WHAT IS REQUIRED> Scan each line of the records for the word "source" and extract the ones that have it.

(A run of records)
• • •
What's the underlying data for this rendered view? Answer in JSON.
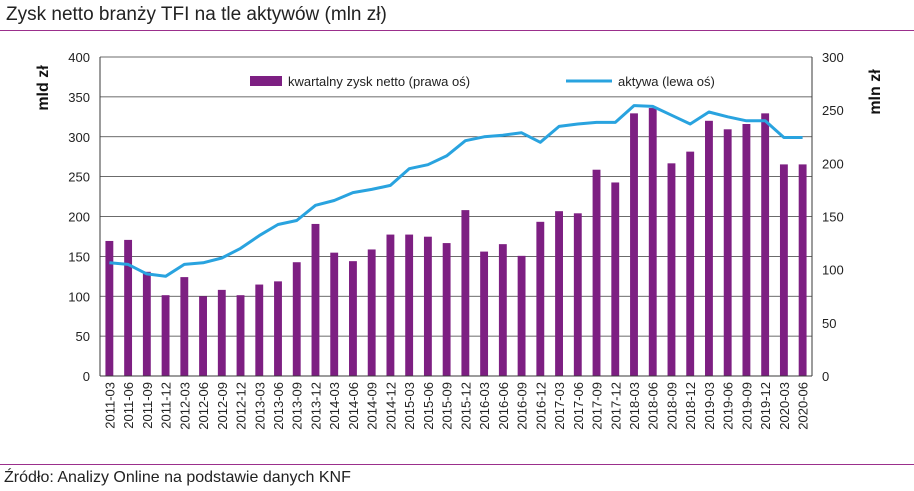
{
  "title": "Zysk netto branży TFI na tle aktywów (mln zł)",
  "source": "Źródło: Analizy Online na podstawie danych KNF",
  "colors": {
    "bars": "#7d1f82",
    "line": "#29a3df",
    "rule": "#9b2f8c"
  },
  "chart_data": {
    "type": "bar+line",
    "categories": [
      "2011-03",
      "2011-06",
      "2011-09",
      "2011-12",
      "2012-03",
      "2012-06",
      "2012-09",
      "2012-12",
      "2013-03",
      "2013-06",
      "2013-09",
      "2013-12",
      "2014-03",
      "2014-06",
      "2014-09",
      "2014-12",
      "2015-03",
      "2015-06",
      "2015-09",
      "2015-12",
      "2016-03",
      "2016-06",
      "2016-09",
      "2016-12",
      "2017-03",
      "2017-06",
      "2017-09",
      "2017-12",
      "2018-03",
      "2018-06",
      "2018-09",
      "2018-12",
      "2019-03",
      "2019-06",
      "2019-09",
      "2019-12",
      "2020-03",
      "2020-06"
    ],
    "series": [
      {
        "name": "kwartalny zysk netto (prawa oś)",
        "type": "bar",
        "axis": "right",
        "values": [
          127,
          128,
          98,
          76,
          93,
          75,
          81,
          76,
          86,
          89,
          107,
          143,
          116,
          108,
          119,
          133,
          133,
          131,
          125,
          156,
          117,
          124,
          113,
          145,
          155,
          153,
          194,
          182,
          247,
          252,
          200,
          211,
          240,
          232,
          237,
          247,
          199,
          199
        ]
      },
      {
        "name": "aktywa (lewa oś)",
        "type": "line",
        "axis": "left",
        "values": [
          142,
          140,
          128,
          125,
          140,
          142,
          148,
          160,
          176,
          190,
          195,
          214,
          220,
          230,
          234,
          239,
          260,
          265,
          276,
          295,
          300,
          302,
          305,
          293,
          313,
          316,
          318,
          318,
          339,
          338,
          327,
          316,
          331,
          325,
          320,
          320,
          299,
          299
        ]
      }
    ],
    "y_left": {
      "label": "mld zł",
      "min": 0,
      "max": 400,
      "step": 50,
      "ticks": [
        "0",
        "50",
        "100",
        "150",
        "200",
        "250",
        "300",
        "350",
        "400"
      ]
    },
    "y_right": {
      "label": "mln zł",
      "min": 0,
      "max": 300,
      "step": 50,
      "ticks": [
        "0",
        "50",
        "100",
        "150",
        "200",
        "250",
        "300"
      ]
    },
    "grid": true,
    "legend_position": "top"
  }
}
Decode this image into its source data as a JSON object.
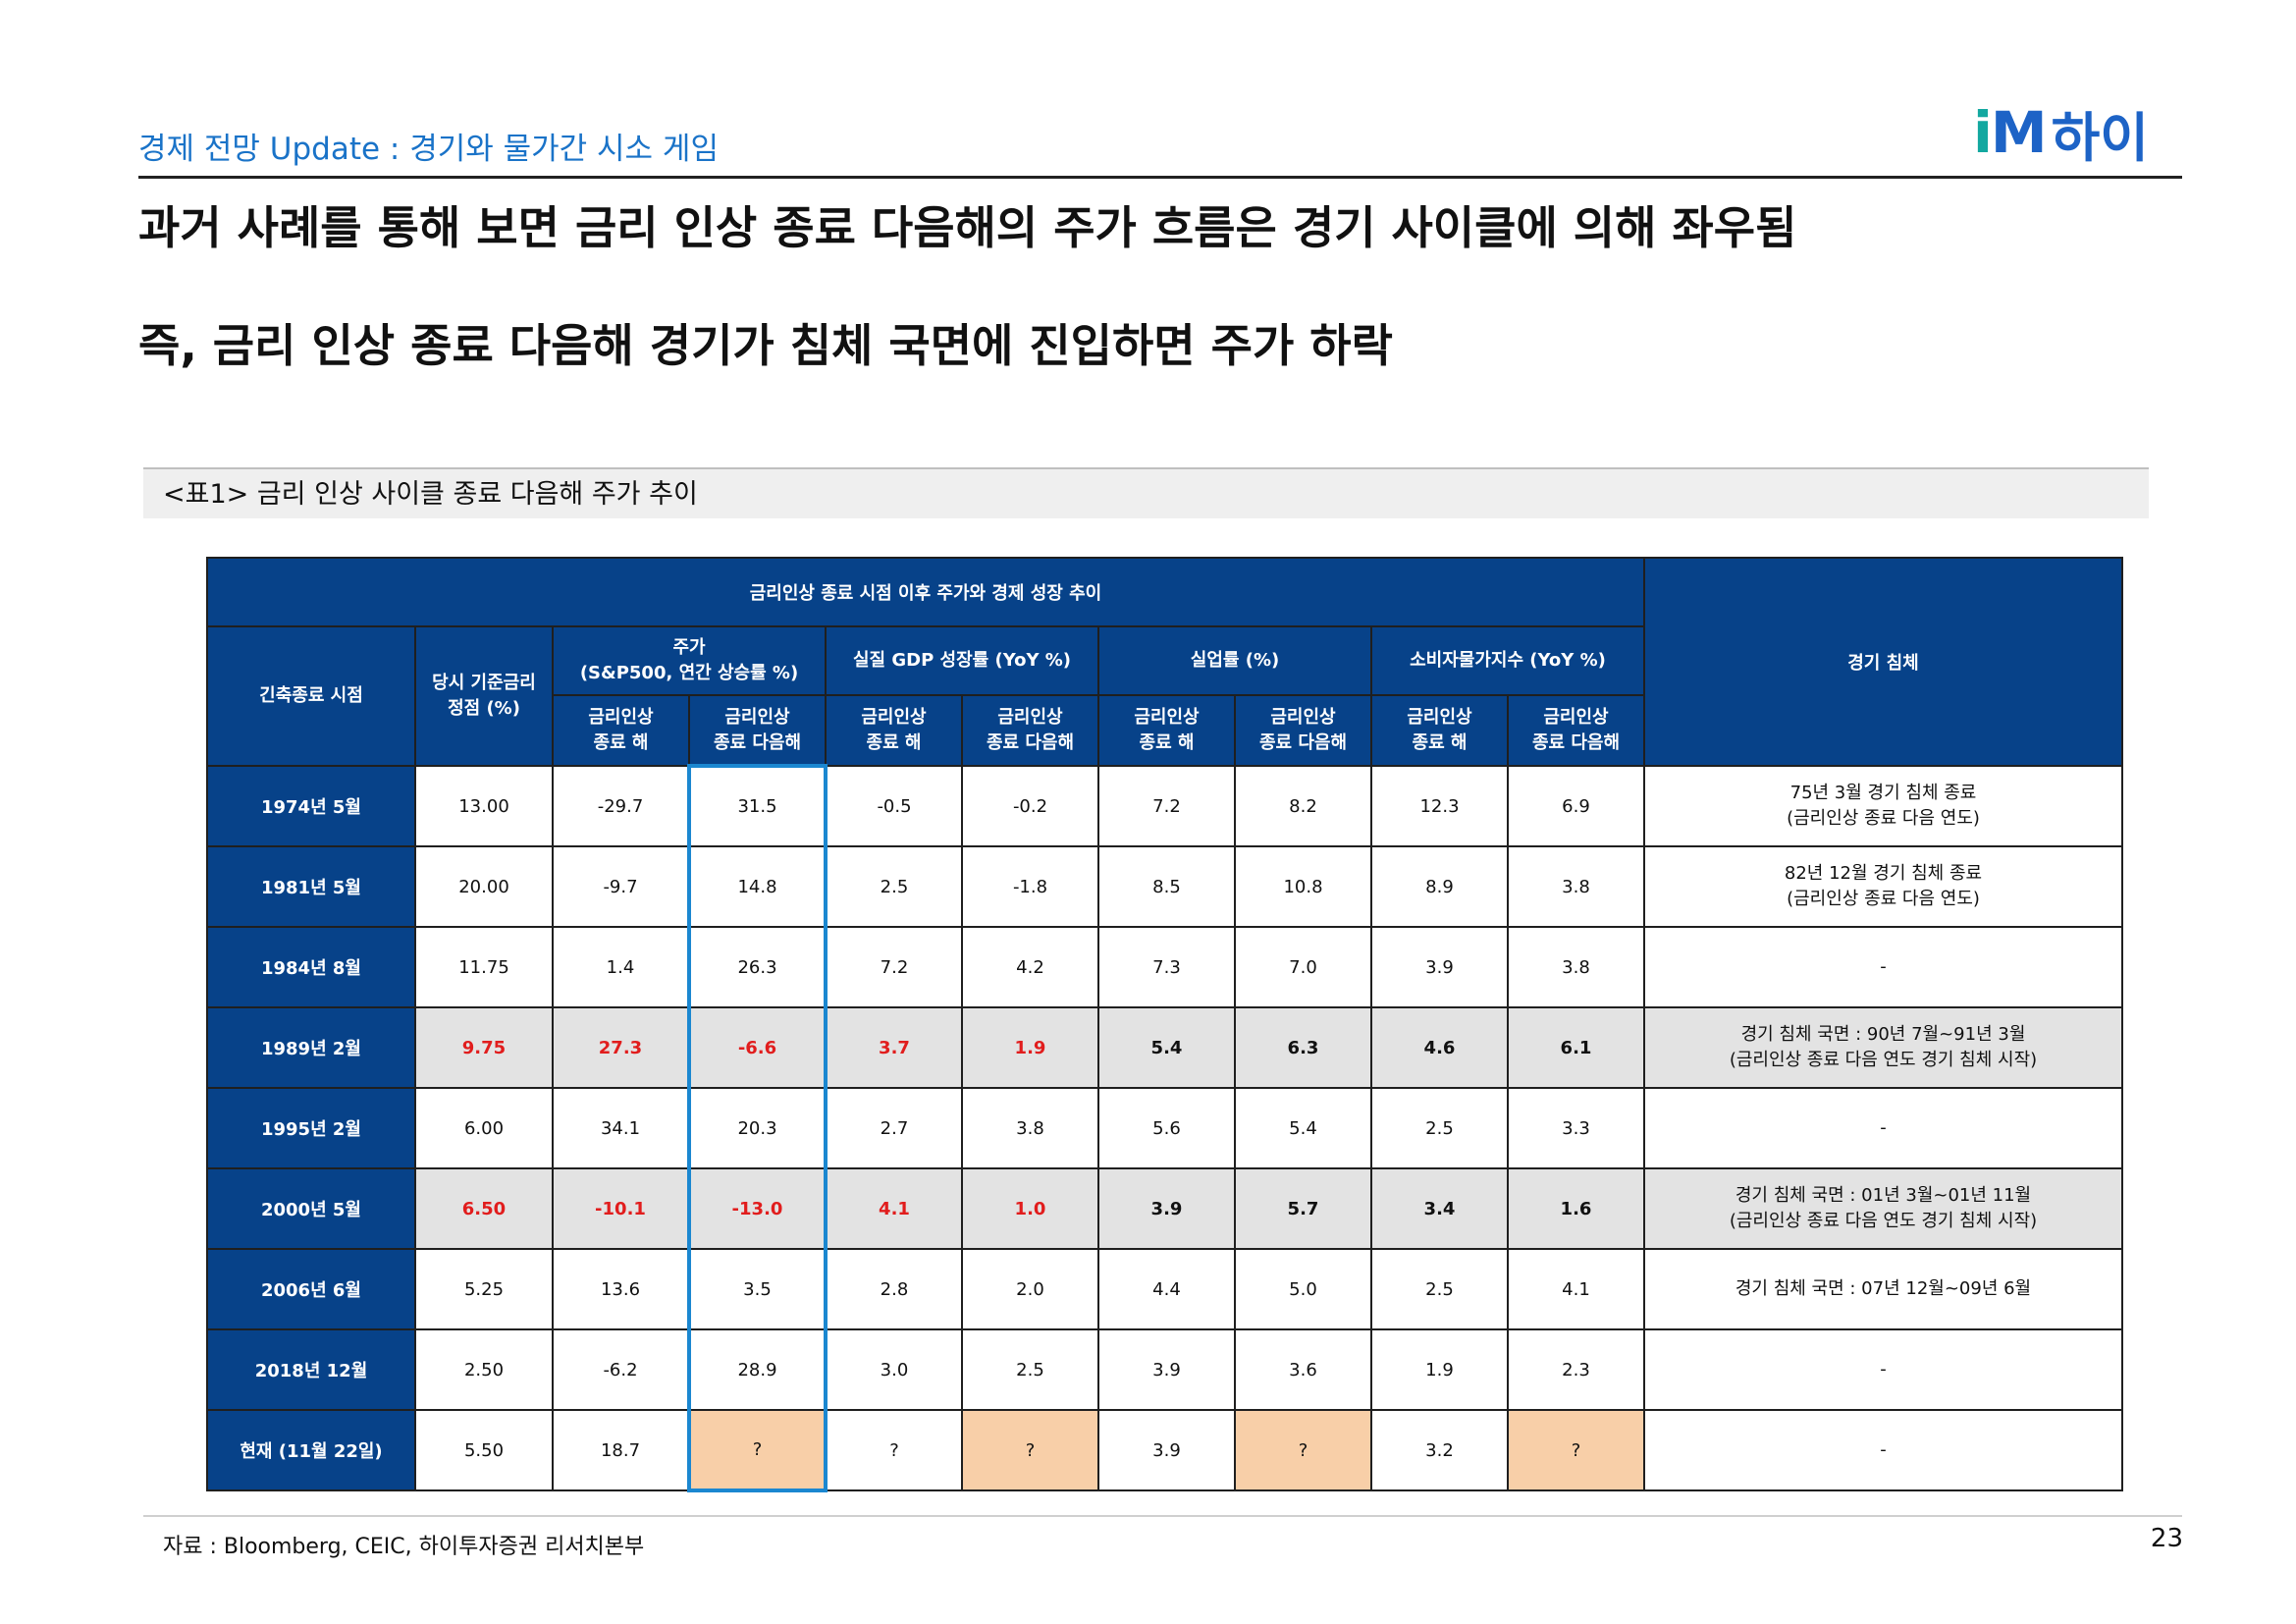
{
  "header": {
    "section_title": "경제 전망 Update : 경기와 물가간 시소 게임",
    "logo_mark_i": "i",
    "logo_mark_m": "M",
    "logo_text": "하이"
  },
  "headlines": [
    "과거 사례를 통해 보면 금리 인상 종료 다음해의 주가 흐름은 경기 사이클에 의해 좌우됨",
    "즉, 금리 인상 종료 다음해 경기가 침체 국면에 진입하면 주가 하락"
  ],
  "table_caption": "<표1> 금리 인상 사이클 종료 다음해 주가 추이",
  "table": {
    "title": "금리인상 종료 시점 이후 주가와 경제 성장 추이",
    "col_period": "긴축종료 시점",
    "col_rate_line1": "당시 기준금리",
    "col_rate_line2": "정점 (%)",
    "group_stock_line1": "주가",
    "group_stock_line2": "(S&P500, 연간 상승률 %)",
    "group_gdp": "실질 GDP 성장률 (YoY %)",
    "group_unemp": "실업률 (%)",
    "group_cpi": "소비자물가지수 (YoY %)",
    "col_recession": "경기 침체",
    "sub_end_year_line1": "금리인상",
    "sub_end_year_line2": "종료 해",
    "sub_next_year_line1": "금리인상",
    "sub_next_year_line2": "종료 다음해",
    "rows": [
      {
        "period": "1974년 5월",
        "rate": "13.00",
        "stock_end": "-29.7",
        "stock_next": "31.5",
        "gdp_end": "-0.5",
        "gdp_next": "-0.2",
        "unemp_end": "7.2",
        "unemp_next": "8.2",
        "cpi_end": "12.3",
        "cpi_next": "6.9",
        "recession_line1": "75년 3월 경기 침체 종료",
        "recession_line2": "(금리인상 종료 다음 연도)"
      },
      {
        "period": "1981년 5월",
        "rate": "20.00",
        "stock_end": "-9.7",
        "stock_next": "14.8",
        "gdp_end": "2.5",
        "gdp_next": "-1.8",
        "unemp_end": "8.5",
        "unemp_next": "10.8",
        "cpi_end": "8.9",
        "cpi_next": "3.8",
        "recession_line1": "82년 12월 경기 침체 종료",
        "recession_line2": "(금리인상 종료 다음 연도)"
      },
      {
        "period": "1984년 8월",
        "rate": "11.75",
        "stock_end": "1.4",
        "stock_next": "26.3",
        "gdp_end": "7.2",
        "gdp_next": "4.2",
        "unemp_end": "7.3",
        "unemp_next": "7.0",
        "cpi_end": "3.9",
        "cpi_next": "3.8",
        "recession_line1": "-",
        "recession_line2": ""
      },
      {
        "period": "1989년 2월",
        "rate": "9.75",
        "stock_end": "27.3",
        "stock_next": "-6.6",
        "gdp_end": "3.7",
        "gdp_next": "1.9",
        "unemp_end": "5.4",
        "unemp_next": "6.3",
        "cpi_end": "4.6",
        "cpi_next": "6.1",
        "recession_line1": "경기 침체 국면 : 90년 7월~91년 3월",
        "recession_line2": "(금리인상 종료 다음 연도 경기 침체 시작)"
      },
      {
        "period": "1995년 2월",
        "rate": "6.00",
        "stock_end": "34.1",
        "stock_next": "20.3",
        "gdp_end": "2.7",
        "gdp_next": "3.8",
        "unemp_end": "5.6",
        "unemp_next": "5.4",
        "cpi_end": "2.5",
        "cpi_next": "3.3",
        "recession_line1": "-",
        "recession_line2": ""
      },
      {
        "period": "2000년 5월",
        "rate": "6.50",
        "stock_end": "-10.1",
        "stock_next": "-13.0",
        "gdp_end": "4.1",
        "gdp_next": "1.0",
        "unemp_end": "3.9",
        "unemp_next": "5.7",
        "cpi_end": "3.4",
        "cpi_next": "1.6",
        "recession_line1": "경기 침체 국면 : 01년 3월~01년 11월",
        "recession_line2": "(금리인상 종료 다음 연도 경기 침체 시작)"
      },
      {
        "period": "2006년 6월",
        "rate": "5.25",
        "stock_end": "13.6",
        "stock_next": "3.5",
        "gdp_end": "2.8",
        "gdp_next": "2.0",
        "unemp_end": "4.4",
        "unemp_next": "5.0",
        "cpi_end": "2.5",
        "cpi_next": "4.1",
        "recession_line1": "경기 침체 국면 : 07년 12월~09년 6월",
        "recession_line2": ""
      },
      {
        "period": "2018년 12월",
        "rate": "2.50",
        "stock_end": "-6.2",
        "stock_next": "28.9",
        "gdp_end": "3.0",
        "gdp_next": "2.5",
        "unemp_end": "3.9",
        "unemp_next": "3.6",
        "cpi_end": "1.9",
        "cpi_next": "2.3",
        "recession_line1": "-",
        "recession_line2": ""
      },
      {
        "period": "현재 (11월 22일)",
        "rate": "5.50",
        "stock_end": "18.7",
        "stock_next": "?",
        "gdp_end": "?",
        "gdp_next": "?",
        "unemp_end": "3.9",
        "unemp_next": "?",
        "cpi_end": "3.2",
        "cpi_next": "?",
        "recession_line1": "-",
        "recession_line2": ""
      }
    ]
  },
  "footer": {
    "source": "자료 : Bloomberg, CEIC, 하이투자증권 리서치본부",
    "page_number": "23"
  },
  "colors": {
    "accent_blue": "#1a73c8",
    "header_navy": "#074289",
    "highlight_red": "#e11d1d",
    "shaded_row": "#e3e3e3",
    "peach_cell": "#f8cfa8",
    "highlight_border": "#1b87d0"
  }
}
• • •
EXERCISE RESULT>
  "source": "Źródło: Analizy Online na podstawie danych KNF",
Decode this image into its source data as a JSON object.
    "source": "자료 : Bloomberg, CEIC, 하이투자증권 리서치본부",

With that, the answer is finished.